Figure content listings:

——————

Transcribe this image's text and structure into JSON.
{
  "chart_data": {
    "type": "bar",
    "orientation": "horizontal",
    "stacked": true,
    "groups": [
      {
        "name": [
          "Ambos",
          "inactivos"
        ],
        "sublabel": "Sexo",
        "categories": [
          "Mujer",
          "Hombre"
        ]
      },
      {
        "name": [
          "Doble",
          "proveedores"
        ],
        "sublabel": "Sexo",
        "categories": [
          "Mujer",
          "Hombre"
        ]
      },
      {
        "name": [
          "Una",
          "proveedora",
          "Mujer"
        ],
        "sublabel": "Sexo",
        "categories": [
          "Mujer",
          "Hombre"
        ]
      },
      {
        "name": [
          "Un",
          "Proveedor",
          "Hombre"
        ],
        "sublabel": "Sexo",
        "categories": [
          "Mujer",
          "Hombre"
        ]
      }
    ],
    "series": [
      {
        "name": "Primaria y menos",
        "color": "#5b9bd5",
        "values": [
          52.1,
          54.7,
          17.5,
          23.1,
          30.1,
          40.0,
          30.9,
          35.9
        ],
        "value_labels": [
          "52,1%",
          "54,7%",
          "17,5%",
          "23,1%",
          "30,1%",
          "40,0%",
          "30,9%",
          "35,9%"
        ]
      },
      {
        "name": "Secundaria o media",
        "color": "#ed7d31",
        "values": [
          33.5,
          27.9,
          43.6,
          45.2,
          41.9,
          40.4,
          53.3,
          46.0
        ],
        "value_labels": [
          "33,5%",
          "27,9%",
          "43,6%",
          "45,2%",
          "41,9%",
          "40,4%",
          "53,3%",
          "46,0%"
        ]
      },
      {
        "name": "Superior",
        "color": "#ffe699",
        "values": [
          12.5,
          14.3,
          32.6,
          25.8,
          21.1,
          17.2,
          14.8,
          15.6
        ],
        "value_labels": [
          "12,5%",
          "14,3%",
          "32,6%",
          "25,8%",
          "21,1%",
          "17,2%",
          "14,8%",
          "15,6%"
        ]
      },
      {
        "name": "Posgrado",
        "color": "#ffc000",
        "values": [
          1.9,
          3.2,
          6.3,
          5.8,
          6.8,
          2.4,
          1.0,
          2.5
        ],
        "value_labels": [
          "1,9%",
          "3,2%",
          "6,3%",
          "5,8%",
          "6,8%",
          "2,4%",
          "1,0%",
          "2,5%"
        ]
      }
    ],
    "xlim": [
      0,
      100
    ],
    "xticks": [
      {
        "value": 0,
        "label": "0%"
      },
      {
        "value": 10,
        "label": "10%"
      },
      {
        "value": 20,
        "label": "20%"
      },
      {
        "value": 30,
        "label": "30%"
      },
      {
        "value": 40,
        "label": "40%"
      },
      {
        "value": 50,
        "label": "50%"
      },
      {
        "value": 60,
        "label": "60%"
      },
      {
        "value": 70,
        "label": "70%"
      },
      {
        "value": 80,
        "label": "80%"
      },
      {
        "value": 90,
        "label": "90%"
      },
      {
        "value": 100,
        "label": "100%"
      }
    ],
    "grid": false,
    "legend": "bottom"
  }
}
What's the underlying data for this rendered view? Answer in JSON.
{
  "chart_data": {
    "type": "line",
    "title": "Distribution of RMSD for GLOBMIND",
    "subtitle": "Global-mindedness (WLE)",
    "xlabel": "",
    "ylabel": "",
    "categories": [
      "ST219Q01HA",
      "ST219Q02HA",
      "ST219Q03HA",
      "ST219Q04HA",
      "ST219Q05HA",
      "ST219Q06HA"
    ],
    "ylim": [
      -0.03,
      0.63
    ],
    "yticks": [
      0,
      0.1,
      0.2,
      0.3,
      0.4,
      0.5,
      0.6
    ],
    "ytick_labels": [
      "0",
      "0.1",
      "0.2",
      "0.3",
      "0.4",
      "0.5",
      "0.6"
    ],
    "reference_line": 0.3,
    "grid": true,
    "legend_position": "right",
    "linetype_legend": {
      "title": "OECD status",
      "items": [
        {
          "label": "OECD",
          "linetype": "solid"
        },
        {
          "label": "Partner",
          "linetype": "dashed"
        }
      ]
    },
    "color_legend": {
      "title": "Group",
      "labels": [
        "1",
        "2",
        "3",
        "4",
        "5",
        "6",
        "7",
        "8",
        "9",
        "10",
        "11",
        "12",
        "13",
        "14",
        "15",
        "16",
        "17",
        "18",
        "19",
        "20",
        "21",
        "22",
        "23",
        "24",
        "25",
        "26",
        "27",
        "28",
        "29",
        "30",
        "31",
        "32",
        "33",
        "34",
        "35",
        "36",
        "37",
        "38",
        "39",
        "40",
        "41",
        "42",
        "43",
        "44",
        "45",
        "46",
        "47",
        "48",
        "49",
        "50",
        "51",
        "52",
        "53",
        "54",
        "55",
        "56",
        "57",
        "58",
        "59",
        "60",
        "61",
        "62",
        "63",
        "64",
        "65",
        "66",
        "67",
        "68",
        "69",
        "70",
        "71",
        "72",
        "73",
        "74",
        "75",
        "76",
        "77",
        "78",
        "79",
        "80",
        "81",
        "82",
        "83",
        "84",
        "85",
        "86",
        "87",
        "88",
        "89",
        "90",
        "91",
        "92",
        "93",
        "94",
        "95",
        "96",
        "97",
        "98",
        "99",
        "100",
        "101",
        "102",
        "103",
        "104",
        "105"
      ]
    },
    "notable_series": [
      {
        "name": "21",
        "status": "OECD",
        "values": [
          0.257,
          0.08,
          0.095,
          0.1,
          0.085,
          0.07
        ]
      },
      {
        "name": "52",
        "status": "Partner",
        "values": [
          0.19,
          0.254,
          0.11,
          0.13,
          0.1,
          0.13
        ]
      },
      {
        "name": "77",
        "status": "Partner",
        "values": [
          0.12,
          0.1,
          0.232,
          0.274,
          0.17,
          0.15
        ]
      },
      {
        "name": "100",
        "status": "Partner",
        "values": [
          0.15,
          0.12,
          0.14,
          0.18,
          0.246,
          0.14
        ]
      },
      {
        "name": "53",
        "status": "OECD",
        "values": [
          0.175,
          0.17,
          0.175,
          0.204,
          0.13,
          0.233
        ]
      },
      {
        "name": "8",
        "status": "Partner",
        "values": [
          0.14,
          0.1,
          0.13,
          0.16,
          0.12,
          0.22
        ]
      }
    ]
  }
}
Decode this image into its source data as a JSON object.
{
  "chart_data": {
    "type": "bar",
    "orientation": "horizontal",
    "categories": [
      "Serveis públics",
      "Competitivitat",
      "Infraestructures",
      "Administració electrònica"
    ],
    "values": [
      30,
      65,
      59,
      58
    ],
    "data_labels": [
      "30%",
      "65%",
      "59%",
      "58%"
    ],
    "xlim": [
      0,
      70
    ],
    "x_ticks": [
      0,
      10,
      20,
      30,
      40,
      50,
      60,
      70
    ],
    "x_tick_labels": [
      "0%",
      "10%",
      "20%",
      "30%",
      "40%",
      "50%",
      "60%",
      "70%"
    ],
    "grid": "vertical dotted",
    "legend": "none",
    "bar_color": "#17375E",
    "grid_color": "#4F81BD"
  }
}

——————

• TASK GOAL: The listing above must be transcribed exactly, line by line.

• FULL RESPONSE:
Transcribe this image's text and structure into JSON.
{
  "chart_data": {
    "type": "bar",
    "orientation": "horizontal",
    "stacked": true,
    "groups": [
      {
        "name": [
          "Ambos",
          "inactivos"
        ],
        "sublabel": "Sexo",
        "categories": [
          "Mujer",
          "Hombre"
        ]
      },
      {
        "name": [
          "Doble",
          "proveedores"
        ],
        "sublabel": "Sexo",
        "categories": [
          "Mujer",
          "Hombre"
        ]
      },
      {
        "name": [
          "Una",
          "proveedora",
          "Mujer"
        ],
        "sublabel": "Sexo",
        "categories": [
          "Mujer",
          "Hombre"
        ]
      },
      {
        "name": [
          "Un",
          "Proveedor",
          "Hombre"
        ],
        "sublabel": "Sexo",
        "categories": [
          "Mujer",
          "Hombre"
        ]
      }
    ],
    "series": [
      {
        "name": "Primaria y menos",
        "color": "#5b9bd5",
        "values": [
          52.1,
          54.7,
          17.5,
          23.1,
          30.1,
          40.0,
          30.9,
          35.9
        ],
        "value_labels": [
          "52,1%",
          "54,7%",
          "17,5%",
          "23,1%",
          "30,1%",
          "40,0%",
          "30,9%",
          "35,9%"
        ]
      },
      {
        "name": "Secundaria o media",
        "color": "#ed7d31",
        "values": [
          33.5,
          27.9,
          43.6,
          45.2,
          41.9,
          40.4,
          53.3,
          46.0
        ],
        "value_labels": [
          "33,5%",
          "27,9%",
          "43,6%",
          "45,2%",
          "41,9%",
          "40,4%",
          "53,3%",
          "46,0%"
        ]
      },
      {
        "name": "Superior",
        "color": "#ffe699",
        "values": [
          12.5,
          14.3,
          32.6,
          25.8,
          21.1,
          17.2,
          14.8,
          15.6
        ],
        "value_labels": [
          "12,5%",
          "14,3%",
          "32,6%",
          "25,8%",
          "21,1%",
          "17,2%",
          "14,8%",
          "15,6%"
        ]
      },
      {
        "name": "Posgrado",
        "color": "#ffc000",
        "values": [
          1.9,
          3.2,
          6.3,
          5.8,
          6.8,
          2.4,
          1.0,
          2.5
        ],
        "value_labels": [
          "1,9%",
          "3,2%",
          "6,3%",
          "5,8%",
          "6,8%",
          "2,4%",
          "1,0%",
          "2,5%"
        ]
      }
    ],
    "xlim": [
      0,
      100
    ],
    "xticks": [
      {
        "value": 0,
        "label": "0%"
      },
      {
        "value": 10,
        "label": "10%"
      },
      {
        "value": 20,
        "label": "20%"
      },
      {
        "value": 30,
        "label": "30%"
      },
      {
        "value": 40,
        "label": "40%"
      },
      {
        "value": 50,
        "label": "50%"
      },
      {
        "value": 60,
        "label": "60%"
      },
      {
        "value": 70,
        "label": "70%"
      },
      {
        "value": 80,
        "label": "80%"
      },
      {
        "value": 90,
        "label": "90%"
      },
      {
        "value": 100,
        "label": "100%"
      }
    ],
    "grid": false,
    "legend": "bottom"
  }
}
What's the underlying data for this rendered view? Answer in JSON.
{
  "chart_data": {
    "type": "line",
    "title": "Distribution of RMSD for GLOBMIND",
    "subtitle": "Global-mindedness (WLE)",
    "xlabel": "",
    "ylabel": "",
    "categories": [
      "ST219Q01HA",
      "ST219Q02HA",
      "ST219Q03HA",
      "ST219Q04HA",
      "ST219Q05HA",
      "ST219Q06HA"
    ],
    "ylim": [
      -0.03,
      0.63
    ],
    "yticks": [
      0,
      0.1,
      0.2,
      0.3,
      0.4,
      0.5,
      0.6
    ],
    "ytick_labels": [
      "0",
      "0.1",
      "0.2",
      "0.3",
      "0.4",
      "0.5",
      "0.6"
    ],
    "reference_line": 0.3,
    "grid": true,
    "legend_position": "right",
    "linetype_legend": {
      "title": "OECD status",
      "items": [
        {
          "label": "OECD",
          "linetype": "solid"
        },
        {
          "label": "Partner",
          "linetype": "dashed"
        }
      ]
    },
    "color_legend": {
      "title": "Group",
      "labels": [
        "1",
        "2",
        "3",
        "4",
        "5",
        "6",
        "7",
        "8",
        "9",
        "10",
        "11",
        "12",
        "13",
        "14",
        "15",
        "16",
        "17",
        "18",
        "19",
        "20",
        "21",
        "22",
        "23",
        "24",
        "25",
        "26",
        "27",
        "28",
        "29",
        "30",
        "31",
        "32",
        "33",
        "34",
        "35",
        "36",
        "37",
        "38",
        "39",
        "40",
        "41",
        "42",
        "43",
        "44",
        "45",
        "46",
        "47",
        "48",
        "49",
        "50",
        "51",
        "52",
        "53",
        "54",
        "55",
        "56",
        "57",
        "58",
        "59",
        "60",
        "61",
        "62",
        "63",
        "64",
        "65",
        "66",
        "67",
        "68",
        "69",
        "70",
        "71",
        "72",
        "73",
        "74",
        "75",
        "76",
        "77",
        "78",
        "79",
        "80",
        "81",
        "82",
        "83",
        "84",
        "85",
        "86",
        "87",
        "88",
        "89",
        "90",
        "91",
        "92",
        "93",
        "94",
        "95",
        "96",
        "97",
        "98",
        "99",
        "100",
        "101",
        "102",
        "103",
        "104",
        "105"
      ]
    },
    "notable_series": [
      {
        "name": "21",
        "status": "OECD",
        "values": [
          0.257,
          0.08,
          0.095,
          0.1,
          0.085,
          0.07
        ]
      },
      {
        "name": "52",
        "status": "Partner",
        "values": [
          0.19,
          0.254,
          0.11,
          0.13,
          0.1,
          0.13
        ]
      },
      {
        "name": "77",
        "status": "Partner",
        "values": [
          0.12,
          0.1,
          0.232,
          0.274,
          0.17,
          0.15
        ]
      },
      {
        "name": "100",
        "status": "Partner",
        "values": [
          0.15,
          0.12,
          0.14,
          0.18,
          0.246,
          0.14
        ]
      },
      {
        "name": "53",
        "status": "OECD",
        "values": [
          0.175,
          0.17,
          0.175,
          0.204,
          0.13,
          0.233
        ]
      },
      {
        "name": "8",
        "status": "Partner",
        "values": [
          0.14,
          0.1,
          0.13,
          0.16,
          0.12,
          0.22
        ]
      }
    ]
  }
}
Decode this image into its source data as a JSON object.
{
  "chart_data": {
    "type": "bar",
    "orientation": "horizontal",
    "categories": [
      "Serveis públics",
      "Competitivitat",
      "Infraestructures",
      "Administració electrònica"
    ],
    "values": [
      30,
      65,
      59,
      58
    ],
    "data_labels": [
      "30%",
      "65%",
      "59%",
      "58%"
    ],
    "xlim": [
      0,
      70
    ],
    "x_ticks": [
      0,
      10,
      20,
      30,
      40,
      50,
      60,
      70
    ],
    "x_tick_labels": [
      "0%",
      "10%",
      "20%",
      "30%",
      "40%",
      "50%",
      "60%",
      "70%"
    ],
    "grid": "vertical dotted",
    "legend": "none",
    "bar_color": "#17375E",
    "grid_color": "#4F81BD"
  }
}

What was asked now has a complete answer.